**What is expected:** Read the records below. Copy each line where the string "JSON" occurs.

(Source data)

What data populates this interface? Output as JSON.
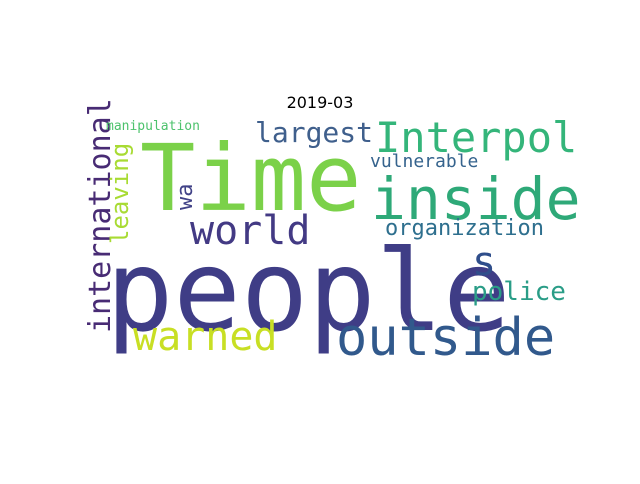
{
  "chart_data": {
    "type": "wordcloud",
    "title": "2019-03",
    "background": "#ffffff",
    "words": [
      {
        "text": "people",
        "color": "#3f3d86"
      },
      {
        "text": "Time",
        "color": "#7bd149"
      },
      {
        "text": "inside",
        "color": "#2ea978"
      },
      {
        "text": "Interpol",
        "color": "#34b57a"
      },
      {
        "text": "outside",
        "color": "#31598c"
      },
      {
        "text": "world",
        "color": "#433a84"
      },
      {
        "text": "warned",
        "color": "#c8df24"
      },
      {
        "text": "largest",
        "color": "#3f5f8c"
      },
      {
        "text": "international",
        "color": "#482b74"
      },
      {
        "text": "organization",
        "color": "#2e6f8e"
      },
      {
        "text": "police",
        "color": "#2a9d87"
      },
      {
        "text": "s",
        "color": "#2f4e8b"
      },
      {
        "text": "leaving",
        "color": "#a8db33"
      },
      {
        "text": "vulnerable",
        "color": "#35638d"
      },
      {
        "text": "wa",
        "color": "#414287"
      },
      {
        "text": "manipulation",
        "color": "#4cc26c"
      }
    ]
  }
}
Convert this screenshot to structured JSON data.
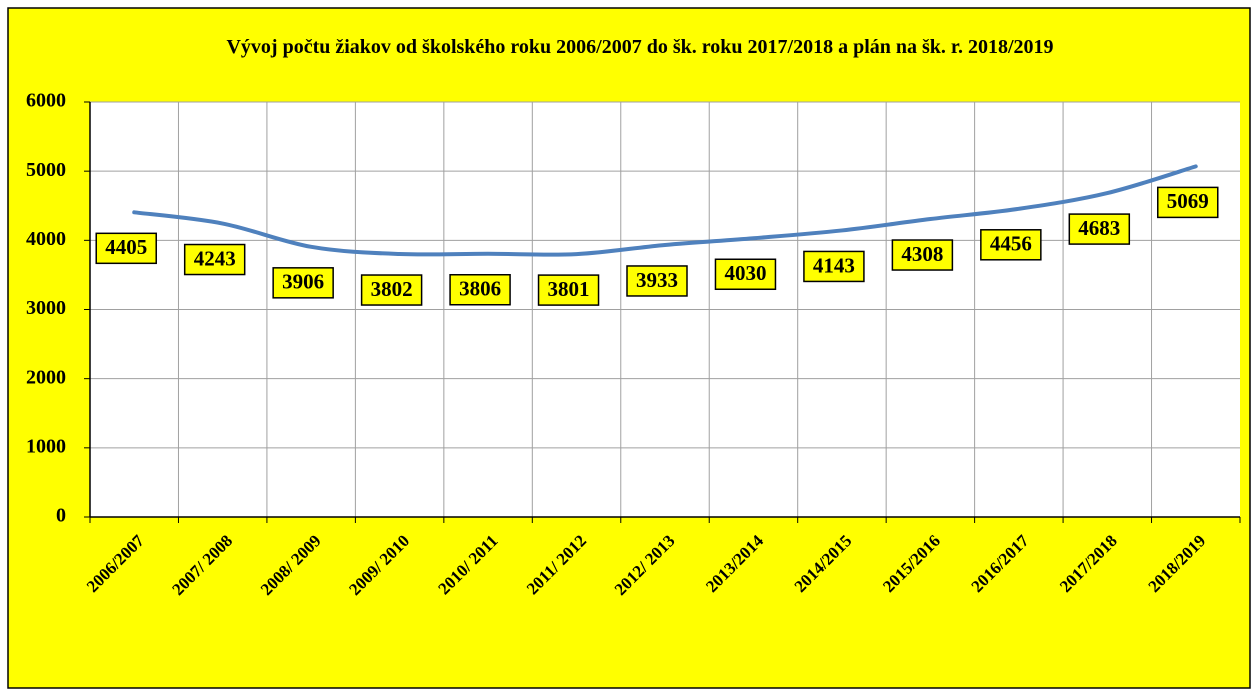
{
  "chart_data": {
    "type": "line",
    "title": "Vývoj počtu žiakov od školského roku 2006/2007 do šk. roku 2017/2018 a plán  na šk. r.  2018/2019",
    "categories": [
      "2006/2007",
      "2007/ 2008",
      "2008/ 2009",
      "2009/ 2010",
      "2010/ 2011",
      "2011/ 2012",
      "2012/ 2013",
      "2013/2014",
      "2014/2015",
      "2015/2016",
      "2016/2017",
      "2017/2018",
      "2018/2019"
    ],
    "values": [
      4405,
      4243,
      3906,
      3802,
      3806,
      3801,
      3933,
      4030,
      4143,
      4308,
      4456,
      4683,
      5069
    ],
    "color": "#4f81bd",
    "ylim": [
      0,
      6000
    ],
    "yticks": [
      0,
      1000,
      2000,
      3000,
      4000,
      5000,
      6000
    ],
    "grid": true
  }
}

**Answer for this exercise:**
What data populates this interface? Output as JSON.
Convert this screenshot to structured JSON data.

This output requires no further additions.